**Written exercise**
Transcribe all of the material below word for word and leave out its pictures.

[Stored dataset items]
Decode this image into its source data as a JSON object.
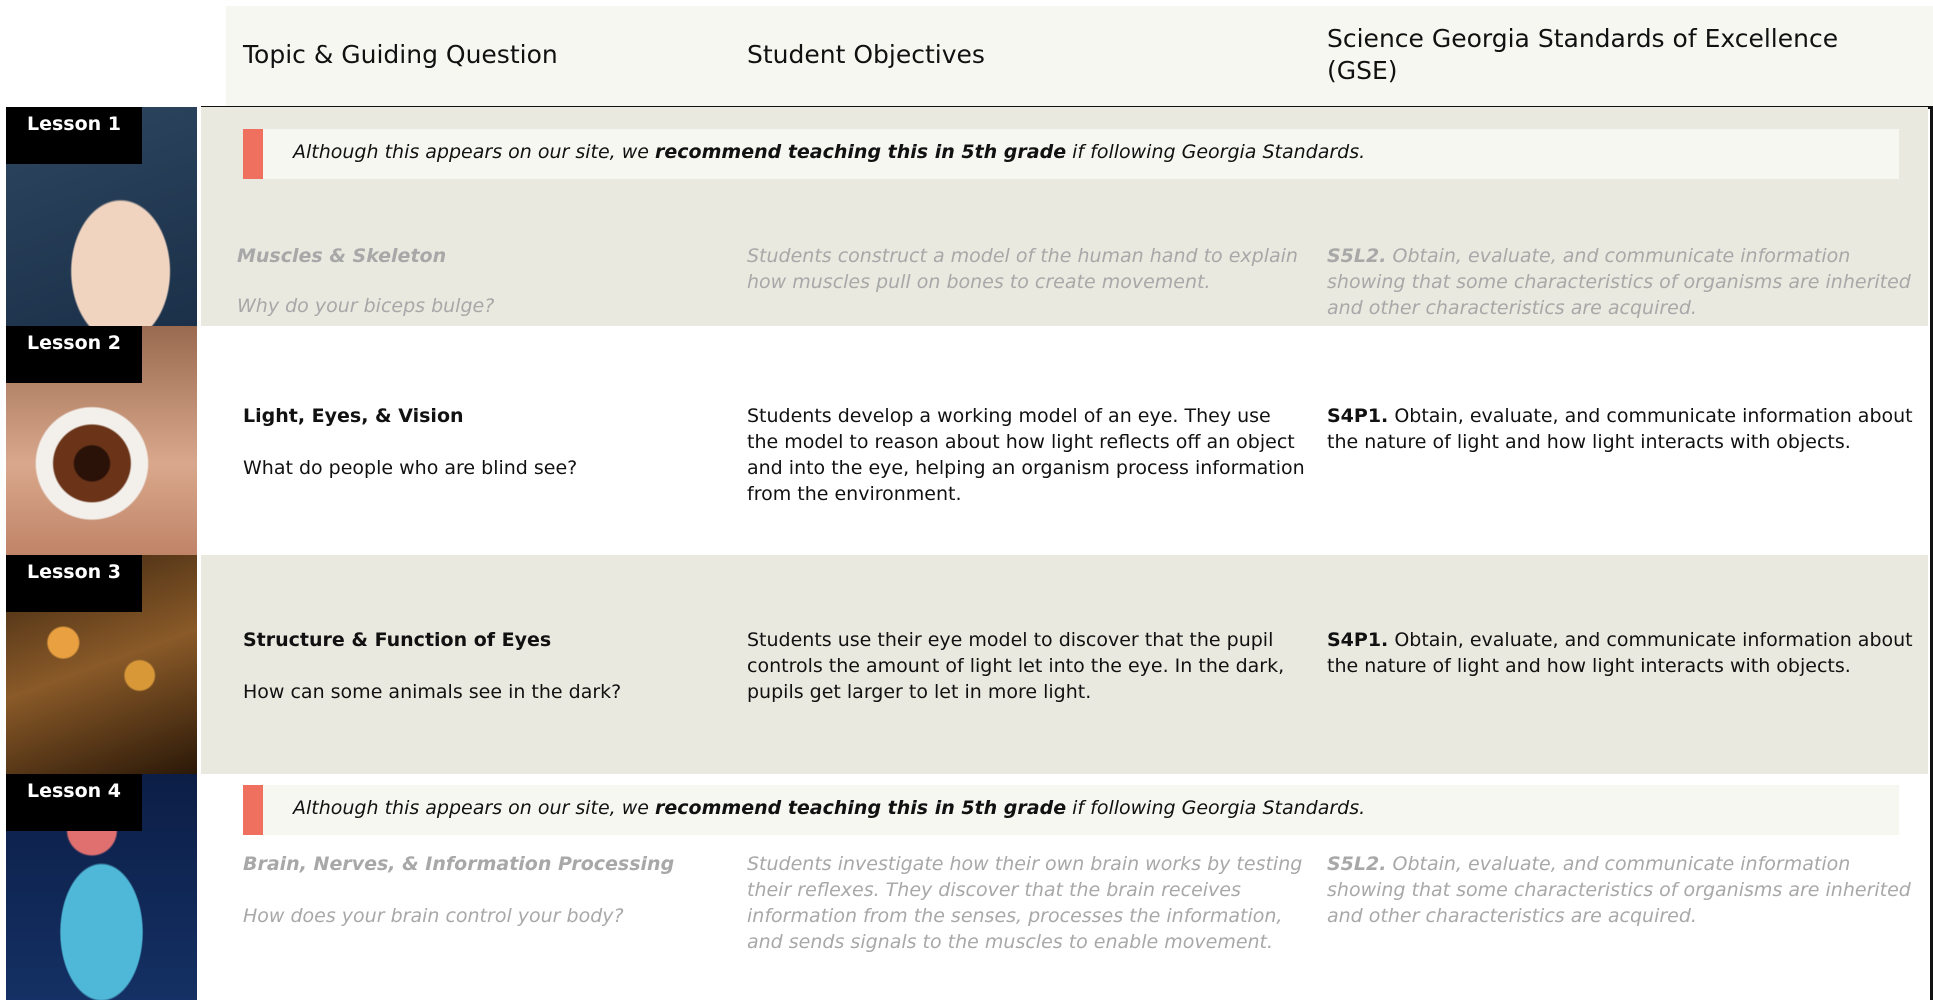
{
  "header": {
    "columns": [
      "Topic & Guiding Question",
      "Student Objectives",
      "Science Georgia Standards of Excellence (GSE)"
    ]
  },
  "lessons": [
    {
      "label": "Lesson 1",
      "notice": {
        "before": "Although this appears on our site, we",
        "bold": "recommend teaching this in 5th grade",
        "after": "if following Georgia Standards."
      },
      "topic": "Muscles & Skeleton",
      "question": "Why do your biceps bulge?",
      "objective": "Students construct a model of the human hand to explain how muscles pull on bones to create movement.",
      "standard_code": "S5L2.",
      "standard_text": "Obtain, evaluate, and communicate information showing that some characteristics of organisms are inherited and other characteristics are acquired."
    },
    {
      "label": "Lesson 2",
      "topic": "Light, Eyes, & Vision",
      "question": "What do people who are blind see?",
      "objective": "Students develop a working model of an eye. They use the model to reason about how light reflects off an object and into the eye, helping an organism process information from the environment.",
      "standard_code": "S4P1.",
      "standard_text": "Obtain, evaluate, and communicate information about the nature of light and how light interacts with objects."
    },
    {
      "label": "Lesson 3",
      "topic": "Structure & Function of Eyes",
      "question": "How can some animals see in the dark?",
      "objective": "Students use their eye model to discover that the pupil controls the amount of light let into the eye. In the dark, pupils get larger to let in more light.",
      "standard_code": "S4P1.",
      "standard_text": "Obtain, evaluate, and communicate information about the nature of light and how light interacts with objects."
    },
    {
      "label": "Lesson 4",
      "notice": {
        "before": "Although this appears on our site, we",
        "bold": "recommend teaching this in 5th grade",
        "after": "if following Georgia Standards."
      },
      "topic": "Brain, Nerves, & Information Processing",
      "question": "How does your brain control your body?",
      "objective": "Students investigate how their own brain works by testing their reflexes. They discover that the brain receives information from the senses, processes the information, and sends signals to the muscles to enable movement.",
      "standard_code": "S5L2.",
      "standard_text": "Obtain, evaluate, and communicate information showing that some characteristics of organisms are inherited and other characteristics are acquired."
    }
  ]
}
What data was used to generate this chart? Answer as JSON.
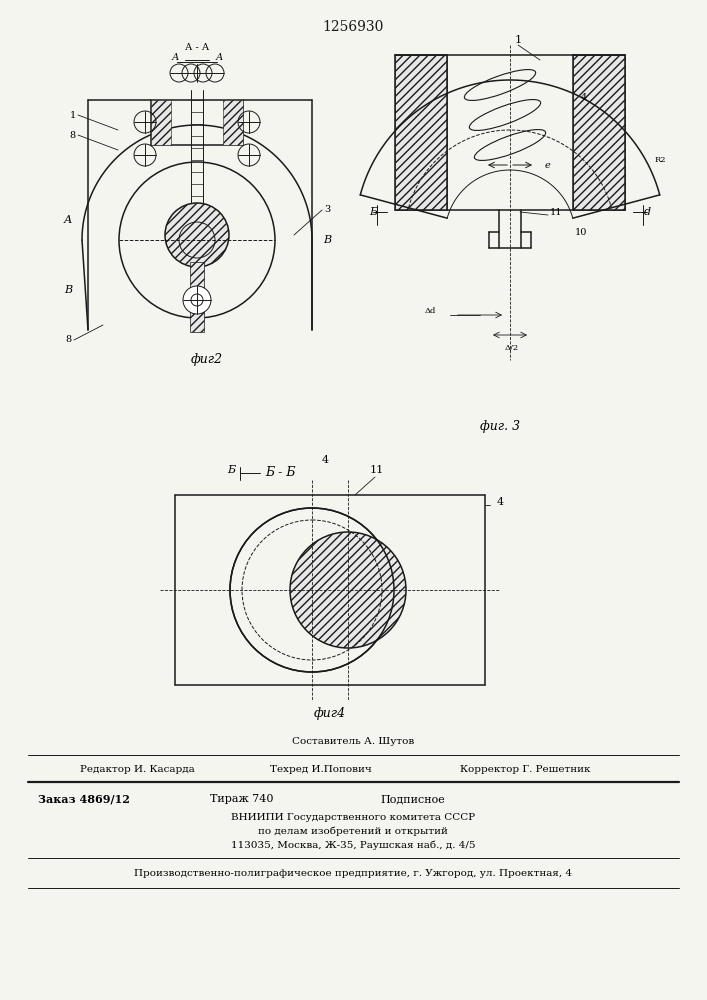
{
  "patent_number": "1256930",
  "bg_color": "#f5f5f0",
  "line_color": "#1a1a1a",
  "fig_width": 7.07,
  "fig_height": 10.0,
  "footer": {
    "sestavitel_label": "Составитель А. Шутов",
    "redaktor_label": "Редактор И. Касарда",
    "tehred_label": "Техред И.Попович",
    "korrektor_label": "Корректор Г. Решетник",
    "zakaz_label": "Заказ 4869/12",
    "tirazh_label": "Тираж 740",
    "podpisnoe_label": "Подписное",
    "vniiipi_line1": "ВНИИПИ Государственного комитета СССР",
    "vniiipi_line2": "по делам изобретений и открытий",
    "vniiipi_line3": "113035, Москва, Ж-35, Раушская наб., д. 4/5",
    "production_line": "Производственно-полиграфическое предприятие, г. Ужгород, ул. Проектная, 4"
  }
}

**Exercise solution**
Decode this image into its source data as a JSON object.
{
  "header": {
    "columns": [
      "Topic & Guiding Question",
      "Student Objectives",
      "Science Georgia Standards of Excellence (GSE)"
    ]
  },
  "lessons": [
    {
      "label": "Lesson 1",
      "notice": {
        "before": "Although this appears on our site, we",
        "bold": "recommend teaching this in 5th grade",
        "after": "if following Georgia Standards."
      },
      "topic": "Muscles & Skeleton",
      "question": "Why do your biceps bulge?",
      "objective": "Students construct a model of the human hand to explain how muscles pull on bones to create movement.",
      "standard_code": "S5L2.",
      "standard_text": "Obtain, evaluate, and communicate information showing that some characteristics of organisms are inherited and other characteristics are acquired."
    },
    {
      "label": "Lesson 2",
      "topic": "Light, Eyes, & Vision",
      "question": "What do people who are blind see?",
      "objective": "Students develop a working model of an eye. They use the model to reason about how light reflects off an object and into the eye, helping an organism process information from the environment.",
      "standard_code": "S4P1.",
      "standard_text": "Obtain, evaluate, and communicate information about the nature of light and how light interacts with objects."
    },
    {
      "label": "Lesson 3",
      "topic": "Structure & Function of Eyes",
      "question": "How can some animals see in the dark?",
      "objective": "Students use their eye model to discover that the pupil controls the amount of light let into the eye. In the dark, pupils get larger to let in more light.",
      "standard_code": "S4P1.",
      "standard_text": "Obtain, evaluate, and communicate information about the nature of light and how light interacts with objects."
    },
    {
      "label": "Lesson 4",
      "notice": {
        "before": "Although this appears on our site, we",
        "bold": "recommend teaching this in 5th grade",
        "after": "if following Georgia Standards."
      },
      "topic": "Brain, Nerves, & Information Processing",
      "question": "How does your brain control your body?",
      "objective": "Students investigate how their own brain works by testing their reflexes. They discover that the brain receives information from the senses, processes the information, and sends signals to the muscles to enable movement.",
      "standard_code": "S5L2.",
      "standard_text": "Obtain, evaluate, and communicate information showing that some characteristics of organisms are inherited and other characteristics are acquired."
    }
  ]
}
What data was used to generate this chart? Answer as JSON.
{
  "patent_number": "1256930",
  "bg_color": "#f5f5f0",
  "line_color": "#1a1a1a",
  "fig_width": 7.07,
  "fig_height": 10.0,
  "footer": {
    "sestavitel_label": "Составитель А. Шутов",
    "redaktor_label": "Редактор И. Касарда",
    "tehred_label": "Техред И.Попович",
    "korrektor_label": "Корректор Г. Решетник",
    "zakaz_label": "Заказ 4869/12",
    "tirazh_label": "Тираж 740",
    "podpisnoe_label": "Подписное",
    "vniiipi_line1": "ВНИИПИ Государственного комитета СССР",
    "vniiipi_line2": "по делам изобретений и открытий",
    "vniiipi_line3": "113035, Москва, Ж-35, Раушская наб., д. 4/5",
    "production_line": "Производственно-полиграфическое предприятие, г. Ужгород, ул. Проектная, 4"
  }
}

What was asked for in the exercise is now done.